Records from a data collection:
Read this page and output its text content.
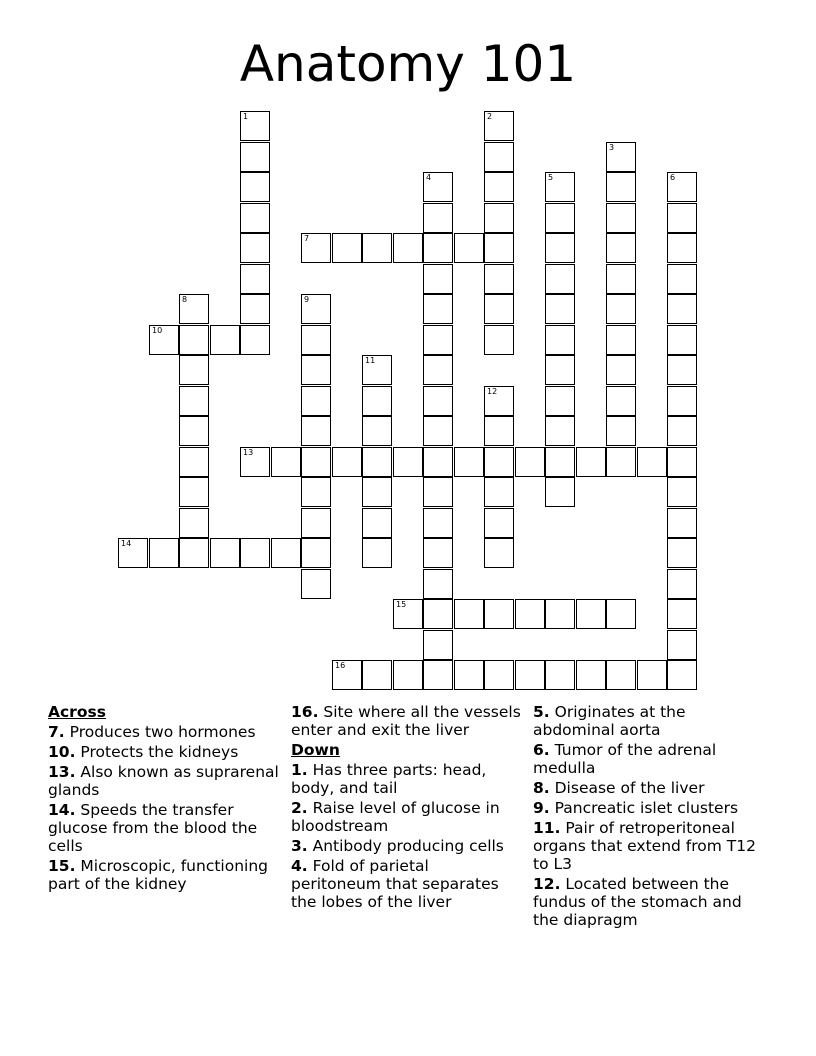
Anatomy 101
7
10
13
14
15
16
1	2
3
4	5	6
8	9
11
12
Across
7. Produces two hormones
10. Protects the kidneys
13. Also known as suprarenal glands
14. Speeds the transfer glucose from the blood the cells
15. Microscopic, functioning part of the kidney
16. Site where all the vessels enter and exit the liver
Down
1. Has three parts: head, body, and tail
2. Raise level of glucose in bloodstream
3. Antibody producing cells
4. Fold of parietal peritoneum that separates the lobes of the liver
5. Originates at the abdominal aorta
6. Tumor of the adrenal medulla
8. Disease of the liver
9. Pancreatic islet clusters
11. Pair of retroperitoneal organs that extend from T12 to L3
12. Located between the fundus of the stomach and the diapragm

● PROBLEM: Among the lines above, list those that contain the word "cells".

● TASK RESPONSE:
14. Speeds the transfer glucose from the blood the cells
3. Antibody producing cells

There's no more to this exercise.